PROBLEM TO WORK ON :: Transcribe all of the records word for word, but omit the pictures.

RECORD EXTRACTS ::
- - - -

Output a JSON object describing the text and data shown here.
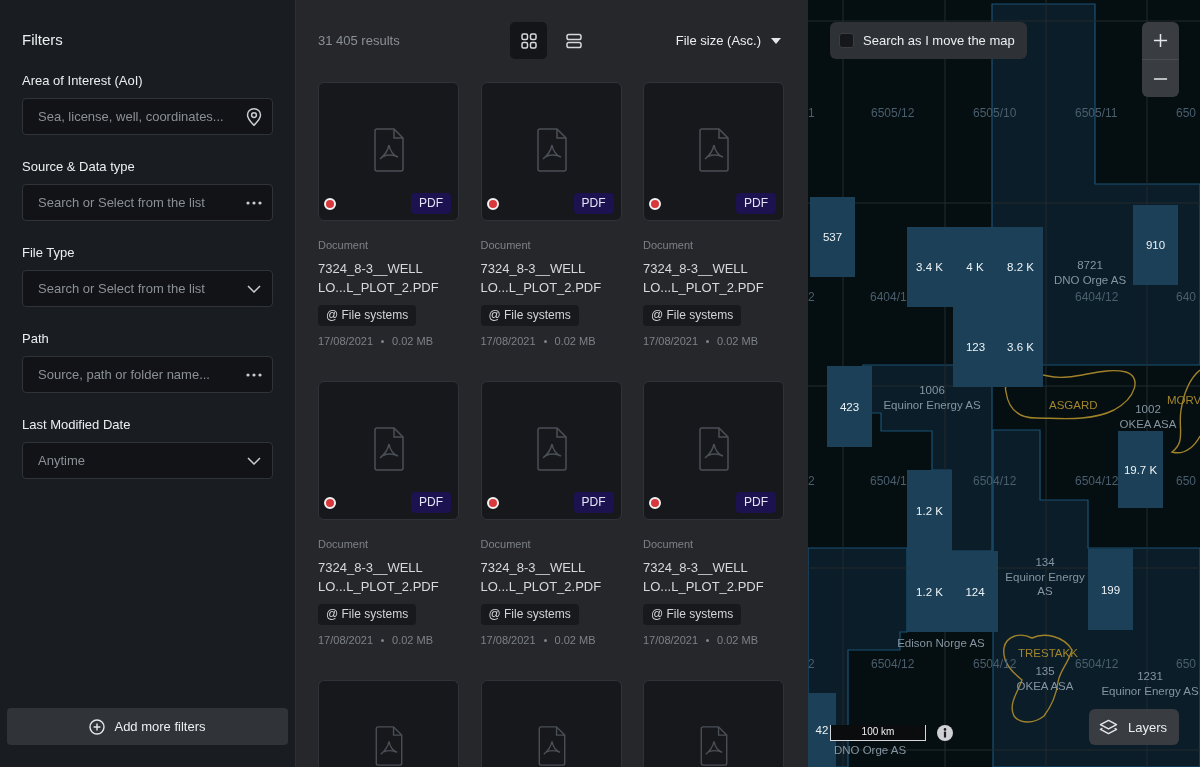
{
  "filters_panel": {
    "title": "Filters",
    "filters": [
      {
        "label": "Area of Interest (AoI)",
        "placeholder": "Sea, license, well, coordinates...",
        "kind": "location"
      },
      {
        "label": "Source & Data type",
        "placeholder": "Search or Select from the list",
        "kind": "more"
      },
      {
        "label": "File Type",
        "placeholder": "Search or Select from the list",
        "kind": "dropdown"
      },
      {
        "label": "Path",
        "placeholder": "Source, path or folder name...",
        "kind": "more"
      },
      {
        "label": "Last Modified Date",
        "placeholder": "Anytime",
        "kind": "dropdown"
      }
    ],
    "add_button": {
      "label": "Add more filters"
    }
  },
  "results": {
    "count": "31 405 results",
    "views": [
      {
        "kind": "grid",
        "selected": true
      },
      {
        "kind": "list",
        "selected": false
      }
    ],
    "sort": {
      "label": "File size (Asc.)"
    },
    "cards": [
      {
        "kind": "pdf",
        "color": "#d8383c",
        "badge": "PDF",
        "category": "Document",
        "name": "7324_8-3__WELL LO...L_PLOT_2.PDF",
        "source": "@ File systems",
        "date": "17/08/2021",
        "size": "0.02 MB"
      },
      {
        "kind": "pdf",
        "color": "#d8383c",
        "badge": "PDF",
        "category": "Document",
        "name": "7324_8-3__WELL LO...L_PLOT_2.PDF",
        "source": "@ File systems",
        "date": "17/08/2021",
        "size": "0.02 MB"
      },
      {
        "kind": "pdf",
        "color": "#d8383c",
        "badge": "PDF",
        "category": "Document",
        "name": "7324_8-3__WELL LO...L_PLOT_2.PDF",
        "source": "@ File systems",
        "date": "17/08/2021",
        "size": "0.02 MB"
      },
      {
        "kind": "pdf",
        "color": "#d8383c",
        "badge": "PDF",
        "category": "Document",
        "name": "7324_8-3__WELL LO...L_PLOT_2.PDF",
        "source": "@ File systems",
        "date": "17/08/2021",
        "size": "0.02 MB"
      },
      {
        "kind": "pdf",
        "color": "#d8383c",
        "badge": "PDF",
        "category": "Document",
        "name": "7324_8-3__WELL LO...L_PLOT_2.PDF",
        "source": "@ File systems",
        "date": "17/08/2021",
        "size": "0.02 MB"
      },
      {
        "kind": "pdf",
        "color": "#d8383c",
        "badge": "PDF",
        "category": "Document",
        "name": "7324_8-3__WELL LO...L_PLOT_2.PDF",
        "source": "@ File systems",
        "date": "17/08/2021",
        "size": "0.02 MB"
      },
      {
        "kind": "pdf"
      },
      {
        "kind": "pdf"
      },
      {
        "kind": "pdf"
      }
    ]
  },
  "map": {
    "search_toggle": {
      "label": "Search as I move the map",
      "checked": false
    },
    "grid_labels": [
      "1",
      "6505/12",
      "6505/10",
      "6505/11",
      "650",
      "2",
      "6404/1",
      "6404/12",
      "640",
      "2",
      "6504/1",
      "6504/12",
      "6504/12",
      "650",
      "2",
      "6504/12",
      "6504/12",
      "6504/12",
      "650"
    ],
    "clusters": [
      "537",
      "3.4 K",
      "4 K",
      "8.2 K",
      "910",
      "123",
      "3.6 K",
      "423",
      "19.7 K",
      "1.2 K",
      "1.2 K",
      "124",
      "199",
      "42"
    ],
    "licenses": [
      {
        "number": "8721",
        "operator": "DNO Orge AS"
      },
      {
        "number": "1006",
        "operator": "Equinor Energy AS"
      },
      {
        "number": "1002",
        "operator": "OKEA ASA"
      },
      {
        "number": "134",
        "operator": "Equinor Energy AS"
      },
      {
        "operator": "Edison Norge AS"
      },
      {
        "number": "135",
        "operator": "OKEA ASA"
      },
      {
        "number": "1231",
        "operator": "Equinor Energy AS"
      },
      {
        "operator": "DNO Orge AS"
      }
    ],
    "fields": [
      "ASGARD",
      "MORV",
      "TRESTAKK"
    ],
    "scale": {
      "label": "100 km"
    },
    "layers_button": {
      "label": "Layers"
    }
  }
}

- - - -

THE REPLY ::
Output a JSON object describing the text and data shown here.
{
  "filters_panel": {
    "title": "Filters",
    "filters": [
      {
        "label": "Area of Interest (AoI)",
        "placeholder": "Sea, license, well, coordinates...",
        "kind": "location"
      },
      {
        "label": "Source & Data type",
        "placeholder": "Search or Select from the list",
        "kind": "more"
      },
      {
        "label": "File Type",
        "placeholder": "Search or Select from the list",
        "kind": "dropdown"
      },
      {
        "label": "Path",
        "placeholder": "Source, path or folder name...",
        "kind": "more"
      },
      {
        "label": "Last Modified Date",
        "placeholder": "Anytime",
        "kind": "dropdown"
      }
    ],
    "add_button": {
      "label": "Add more filters"
    }
  },
  "results": {
    "count": "31 405 results",
    "views": [
      {
        "kind": "grid",
        "selected": true
      },
      {
        "kind": "list",
        "selected": false
      }
    ],
    "sort": {
      "label": "File size (Asc.)"
    },
    "cards": [
      {
        "kind": "pdf",
        "color": "#d8383c",
        "badge": "PDF",
        "category": "Document",
        "name": "7324_8-3__WELL LO...L_PLOT_2.PDF",
        "source": "@ File systems",
        "date": "17/08/2021",
        "size": "0.02 MB"
      },
      {
        "kind": "pdf",
        "color": "#d8383c",
        "badge": "PDF",
        "category": "Document",
        "name": "7324_8-3__WELL LO...L_PLOT_2.PDF",
        "source": "@ File systems",
        "date": "17/08/2021",
        "size": "0.02 MB"
      },
      {
        "kind": "pdf",
        "color": "#d8383c",
        "badge": "PDF",
        "category": "Document",
        "name": "7324_8-3__WELL LO...L_PLOT_2.PDF",
        "source": "@ File systems",
        "date": "17/08/2021",
        "size": "0.02 MB"
      },
      {
        "kind": "pdf",
        "color": "#d8383c",
        "badge": "PDF",
        "category": "Document",
        "name": "7324_8-3__WELL LO...L_PLOT_2.PDF",
        "source": "@ File systems",
        "date": "17/08/2021",
        "size": "0.02 MB"
      },
      {
        "kind": "pdf",
        "color": "#d8383c",
        "badge": "PDF",
        "category": "Document",
        "name": "7324_8-3__WELL LO...L_PLOT_2.PDF",
        "source": "@ File systems",
        "date": "17/08/2021",
        "size": "0.02 MB"
      },
      {
        "kind": "pdf",
        "color": "#d8383c",
        "badge": "PDF",
        "category": "Document",
        "name": "7324_8-3__WELL LO...L_PLOT_2.PDF",
        "source": "@ File systems",
        "date": "17/08/2021",
        "size": "0.02 MB"
      },
      {
        "kind": "pdf"
      },
      {
        "kind": "pdf"
      },
      {
        "kind": "pdf"
      }
    ]
  },
  "map": {
    "search_toggle": {
      "label": "Search as I move the map",
      "checked": false
    },
    "grid_labels": [
      "1",
      "6505/12",
      "6505/10",
      "6505/11",
      "650",
      "2",
      "6404/1",
      "6404/12",
      "640",
      "2",
      "6504/1",
      "6504/12",
      "6504/12",
      "650",
      "2",
      "6504/12",
      "6504/12",
      "6504/12",
      "650"
    ],
    "clusters": [
      "537",
      "3.4 K",
      "4 K",
      "8.2 K",
      "910",
      "123",
      "3.6 K",
      "423",
      "19.7 K",
      "1.2 K",
      "1.2 K",
      "124",
      "199",
      "42"
    ],
    "licenses": [
      {
        "number": "8721",
        "operator": "DNO Orge AS"
      },
      {
        "number": "1006",
        "operator": "Equinor Energy AS"
      },
      {
        "number": "1002",
        "operator": "OKEA ASA"
      },
      {
        "number": "134",
        "operator": "Equinor Energy AS"
      },
      {
        "operator": "Edison Norge AS"
      },
      {
        "number": "135",
        "operator": "OKEA ASA"
      },
      {
        "number": "1231",
        "operator": "Equinor Energy AS"
      },
      {
        "operator": "DNO Orge AS"
      }
    ],
    "fields": [
      "ASGARD",
      "MORV",
      "TRESTAKK"
    ],
    "scale": {
      "label": "100 km"
    },
    "layers_button": {
      "label": "Layers"
    }
  }
}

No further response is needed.